[Collection entries]
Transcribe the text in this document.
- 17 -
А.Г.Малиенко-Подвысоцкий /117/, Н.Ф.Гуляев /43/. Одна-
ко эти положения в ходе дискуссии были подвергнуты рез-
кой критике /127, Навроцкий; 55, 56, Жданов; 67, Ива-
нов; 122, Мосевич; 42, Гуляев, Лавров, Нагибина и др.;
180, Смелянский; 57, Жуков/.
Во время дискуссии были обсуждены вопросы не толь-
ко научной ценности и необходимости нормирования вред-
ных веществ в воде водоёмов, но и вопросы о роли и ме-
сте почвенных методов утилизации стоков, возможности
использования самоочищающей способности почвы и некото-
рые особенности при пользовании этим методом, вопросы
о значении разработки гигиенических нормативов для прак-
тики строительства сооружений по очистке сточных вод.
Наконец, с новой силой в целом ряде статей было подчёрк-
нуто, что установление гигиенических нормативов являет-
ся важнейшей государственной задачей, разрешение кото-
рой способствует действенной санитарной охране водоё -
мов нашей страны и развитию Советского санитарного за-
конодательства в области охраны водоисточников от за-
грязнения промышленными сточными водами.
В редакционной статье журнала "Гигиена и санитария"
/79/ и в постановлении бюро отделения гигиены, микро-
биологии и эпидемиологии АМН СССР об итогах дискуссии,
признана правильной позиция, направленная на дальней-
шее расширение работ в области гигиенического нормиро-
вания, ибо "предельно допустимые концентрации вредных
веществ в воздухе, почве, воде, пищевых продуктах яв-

--- Given instruction ---
Please restate the records in full, word for word.

--- Final result ---
Transcribe the text in this document.
- 17 -
А.Г.Малиенко-Подвысоцкий /117/, Н.Ф.Гуляев /43/. Одна-
ко эти положения в ходе дискуссии были подвергнуты рез-
кой критике /127, Навроцкий; 55, 56, Жданов; 67, Ива-
нов; 122, Мосевич; 42, Гуляев, Лавров, Нагибина и др.;
180, Смелянский; 57, Жуков/.
Во время дискуссии были обсуждены вопросы не толь-
ко научной ценности и необходимости нормирования вред-
ных веществ в воде водоёмов, но и вопросы о роли и ме-
сте почвенных методов утилизации стоков, возможности
использования самоочищающей способности почвы и некото-
рые особенности при пользовании этим методом, вопросы
о значении разработки гигиенических нормативов для прак-
тики строительства сооружений по очистке сточных вод.
Наконец, с новой силой в целом ряде статей было подчёрк-
нуто, что установление гигиенических нормативов являет-
ся важнейшей государственной задачей, разрешение кото-
рой способствует действенной санитарной охране водоё -
мов нашей страны и развитию Советского санитарного за-
конодательства в области охраны водоисточников от за-
грязнения промышленными сточными водами.
В редакционной статье журнала "Гигиена и санитария"
/79/ и в постановлении бюро отделения гигиены, микро-
биологии и эпидемиологии АМН СССР об итогах дискуссии,
признана правильной позиция, направленная на дальней-
шее расширение работ в области гигиенического нормиро-
вания, ибо "предельно допустимые концентрации вредных
веществ в воздухе, почве, воде, пищевых продуктах яв-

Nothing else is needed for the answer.